**Instructions to follow**
Copy every entry word for word. Skip the pictures.

------

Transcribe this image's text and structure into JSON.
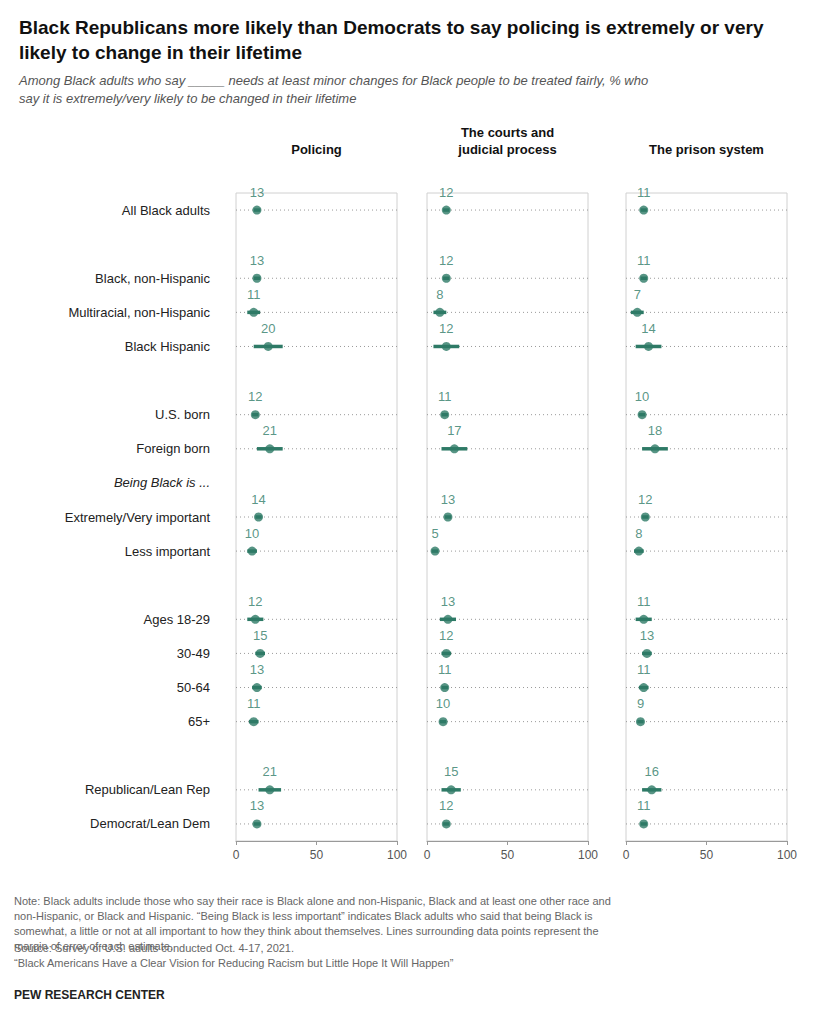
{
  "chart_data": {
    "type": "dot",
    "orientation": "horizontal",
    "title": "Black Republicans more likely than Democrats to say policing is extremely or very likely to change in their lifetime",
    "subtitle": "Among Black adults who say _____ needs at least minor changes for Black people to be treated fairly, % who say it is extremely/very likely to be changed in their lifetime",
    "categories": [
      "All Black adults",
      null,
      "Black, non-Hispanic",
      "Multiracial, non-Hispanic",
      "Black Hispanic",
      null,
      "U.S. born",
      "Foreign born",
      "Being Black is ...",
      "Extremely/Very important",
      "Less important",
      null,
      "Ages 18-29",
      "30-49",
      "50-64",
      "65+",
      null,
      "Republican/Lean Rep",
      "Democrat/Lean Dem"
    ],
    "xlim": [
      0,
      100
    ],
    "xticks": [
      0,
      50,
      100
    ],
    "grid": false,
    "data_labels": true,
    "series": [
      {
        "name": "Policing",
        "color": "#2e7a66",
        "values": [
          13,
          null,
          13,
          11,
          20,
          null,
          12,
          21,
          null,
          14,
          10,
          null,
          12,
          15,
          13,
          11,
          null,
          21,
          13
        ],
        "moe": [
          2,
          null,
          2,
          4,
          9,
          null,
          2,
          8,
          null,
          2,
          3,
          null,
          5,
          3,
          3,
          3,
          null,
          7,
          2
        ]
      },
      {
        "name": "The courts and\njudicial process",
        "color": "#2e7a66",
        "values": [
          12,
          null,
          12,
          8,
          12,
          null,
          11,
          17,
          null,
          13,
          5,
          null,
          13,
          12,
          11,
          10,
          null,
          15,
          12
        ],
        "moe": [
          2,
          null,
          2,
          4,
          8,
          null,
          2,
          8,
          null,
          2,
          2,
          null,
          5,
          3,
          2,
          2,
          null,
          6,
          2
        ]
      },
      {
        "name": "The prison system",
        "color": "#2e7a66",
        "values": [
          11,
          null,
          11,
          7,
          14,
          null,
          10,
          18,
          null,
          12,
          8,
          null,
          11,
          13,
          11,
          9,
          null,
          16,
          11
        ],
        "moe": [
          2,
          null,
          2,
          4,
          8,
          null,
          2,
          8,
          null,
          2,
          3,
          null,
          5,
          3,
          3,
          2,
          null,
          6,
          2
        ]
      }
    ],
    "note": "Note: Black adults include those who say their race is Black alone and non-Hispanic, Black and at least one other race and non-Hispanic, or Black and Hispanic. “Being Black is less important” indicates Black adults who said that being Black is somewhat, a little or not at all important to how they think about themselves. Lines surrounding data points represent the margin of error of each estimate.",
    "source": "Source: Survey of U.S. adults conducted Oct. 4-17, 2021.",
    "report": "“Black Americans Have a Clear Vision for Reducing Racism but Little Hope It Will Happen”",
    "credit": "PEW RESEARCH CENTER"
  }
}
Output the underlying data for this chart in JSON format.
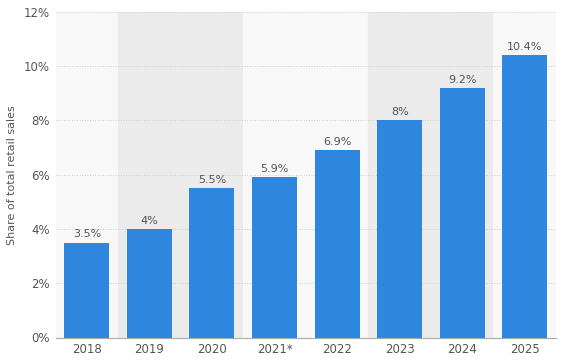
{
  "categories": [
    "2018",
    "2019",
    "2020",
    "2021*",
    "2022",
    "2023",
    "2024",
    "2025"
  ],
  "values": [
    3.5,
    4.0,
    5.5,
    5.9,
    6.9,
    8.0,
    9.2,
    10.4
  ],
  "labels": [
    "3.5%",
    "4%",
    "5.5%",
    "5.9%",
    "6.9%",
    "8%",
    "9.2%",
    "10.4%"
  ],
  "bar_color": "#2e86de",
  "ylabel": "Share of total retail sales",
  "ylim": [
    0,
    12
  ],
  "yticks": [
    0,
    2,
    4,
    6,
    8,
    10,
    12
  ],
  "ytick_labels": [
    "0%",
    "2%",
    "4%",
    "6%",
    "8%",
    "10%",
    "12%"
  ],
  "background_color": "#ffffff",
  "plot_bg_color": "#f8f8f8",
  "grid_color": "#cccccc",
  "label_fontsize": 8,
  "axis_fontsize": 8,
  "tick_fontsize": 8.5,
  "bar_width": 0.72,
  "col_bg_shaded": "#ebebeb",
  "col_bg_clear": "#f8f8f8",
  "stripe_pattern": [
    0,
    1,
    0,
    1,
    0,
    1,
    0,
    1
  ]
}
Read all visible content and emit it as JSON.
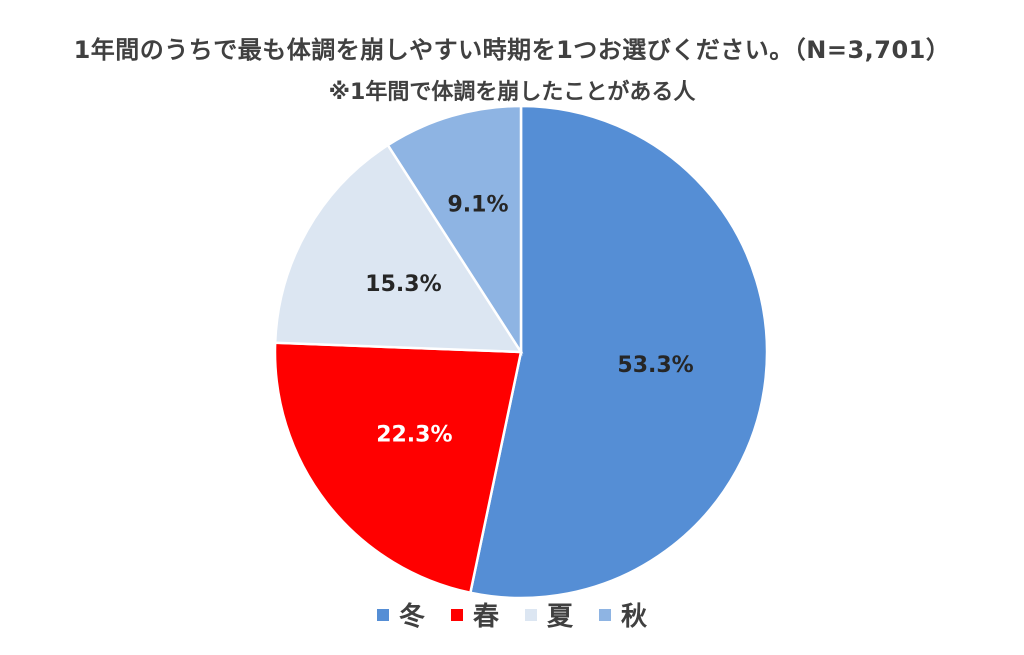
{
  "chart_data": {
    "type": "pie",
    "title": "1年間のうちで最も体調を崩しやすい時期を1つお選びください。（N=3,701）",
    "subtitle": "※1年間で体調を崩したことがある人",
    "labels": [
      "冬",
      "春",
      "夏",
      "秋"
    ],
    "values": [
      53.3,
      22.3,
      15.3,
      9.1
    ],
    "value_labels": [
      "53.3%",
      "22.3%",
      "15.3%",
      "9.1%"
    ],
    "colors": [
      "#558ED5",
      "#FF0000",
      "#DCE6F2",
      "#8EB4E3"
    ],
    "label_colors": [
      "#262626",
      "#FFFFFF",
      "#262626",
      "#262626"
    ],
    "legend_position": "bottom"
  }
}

------

**Task output**
Transcribe this image's text and structure into JSON.
{
  "chart_data": {
    "type": "dot",
    "orientation": "horizontal",
    "title": "Black Republicans more likely than Democrats to say policing is extremely or very likely to change in their lifetime",
    "subtitle": "Among Black adults who say _____ needs at least minor changes for Black people to be treated fairly, % who say it is extremely/very likely to be changed in their lifetime",
    "categories": [
      "All Black adults",
      null,
      "Black, non-Hispanic",
      "Multiracial, non-Hispanic",
      "Black Hispanic",
      null,
      "U.S. born",
      "Foreign born",
      "Being Black is ...",
      "Extremely/Very important",
      "Less important",
      null,
      "Ages 18-29",
      "30-49",
      "50-64",
      "65+",
      null,
      "Republican/Lean Rep",
      "Democrat/Lean Dem"
    ],
    "xlim": [
      0,
      100
    ],
    "xticks": [
      0,
      50,
      100
    ],
    "grid": false,
    "data_labels": true,
    "series": [
      {
        "name": "Policing",
        "color": "#2e7a66",
        "values": [
          13,
          null,
          13,
          11,
          20,
          null,
          12,
          21,
          null,
          14,
          10,
          null,
          12,
          15,
          13,
          11,
          null,
          21,
          13
        ],
        "moe": [
          2,
          null,
          2,
          4,
          9,
          null,
          2,
          8,
          null,
          2,
          3,
          null,
          5,
          3,
          3,
          3,
          null,
          7,
          2
        ]
      },
      {
        "name": "The courts and\njudicial process",
        "color": "#2e7a66",
        "values": [
          12,
          null,
          12,
          8,
          12,
          null,
          11,
          17,
          null,
          13,
          5,
          null,
          13,
          12,
          11,
          10,
          null,
          15,
          12
        ],
        "moe": [
          2,
          null,
          2,
          4,
          8,
          null,
          2,
          8,
          null,
          2,
          2,
          null,
          5,
          3,
          2,
          2,
          null,
          6,
          2
        ]
      },
      {
        "name": "The prison system",
        "color": "#2e7a66",
        "values": [
          11,
          null,
          11,
          7,
          14,
          null,
          10,
          18,
          null,
          12,
          8,
          null,
          11,
          13,
          11,
          9,
          null,
          16,
          11
        ],
        "moe": [
          2,
          null,
          2,
          4,
          8,
          null,
          2,
          8,
          null,
          2,
          3,
          null,
          5,
          3,
          3,
          2,
          null,
          6,
          2
        ]
      }
    ],
    "note": "Note: Black adults include those who say their race is Black alone and non-Hispanic, Black and at least one other race and non-Hispanic, or Black and Hispanic. “Being Black is less important” indicates Black adults who said that being Black is somewhat, a little or not at all important to how they think about themselves. Lines surrounding data points represent the margin of error of each estimate.",
    "source": "Source: Survey of U.S. adults conducted Oct. 4-17, 2021.",
    "report": "“Black Americans Have a Clear Vision for Reducing Racism but Little Hope It Will Happen”",
    "credit": "PEW RESEARCH CENTER"
  }
}
Output the underlying data for this chart in JSON format.
{
  "categories": [
    "2018",
    "2019",
    "2020",
    "2021*",
    "2022",
    "2023",
    "2024",
    "2025"
  ],
  "values": [
    3.5,
    4.0,
    5.5,
    5.9,
    6.9,
    8.0,
    9.2,
    10.4
  ],
  "labels": [
    "3.5%",
    "4%",
    "5.5%",
    "5.9%",
    "6.9%",
    "8%",
    "9.2%",
    "10.4%"
  ],
  "bar_color": "#2e86de",
  "ylabel": "Share of total retail sales",
  "ylim": [
    0,
    12
  ],
  "yticks": [
    0,
    2,
    4,
    6,
    8,
    10,
    12
  ],
  "ytick_labels": [
    "0%",
    "2%",
    "4%",
    "6%",
    "8%",
    "10%",
    "12%"
  ],
  "background_color": "#ffffff",
  "plot_bg_color": "#f8f8f8",
  "grid_color": "#cccccc",
  "label_fontsize": 8,
  "axis_fontsize": 8,
  "tick_fontsize": 8.5,
  "bar_width": 0.72,
  "col_bg_shaded": "#ebebeb",
  "col_bg_clear": "#f8f8f8",
  "stripe_pattern": [
    0,
    1,
    0,
    1,
    0,
    1,
    0,
    1
  ]
}
Read all visible content and emit it as JSON.
{
  "chart_data": {
    "type": "pie",
    "title": "1年間のうちで最も体調を崩しやすい時期を1つお選びください。（N=3,701）",
    "subtitle": "※1年間で体調を崩したことがある人",
    "labels": [
      "冬",
      "春",
      "夏",
      "秋"
    ],
    "values": [
      53.3,
      22.3,
      15.3,
      9.1
    ],
    "value_labels": [
      "53.3%",
      "22.3%",
      "15.3%",
      "9.1%"
    ],
    "colors": [
      "#558ED5",
      "#FF0000",
      "#DCE6F2",
      "#8EB4E3"
    ],
    "label_colors": [
      "#262626",
      "#FFFFFF",
      "#262626",
      "#262626"
    ],
    "legend_position": "bottom"
  }
}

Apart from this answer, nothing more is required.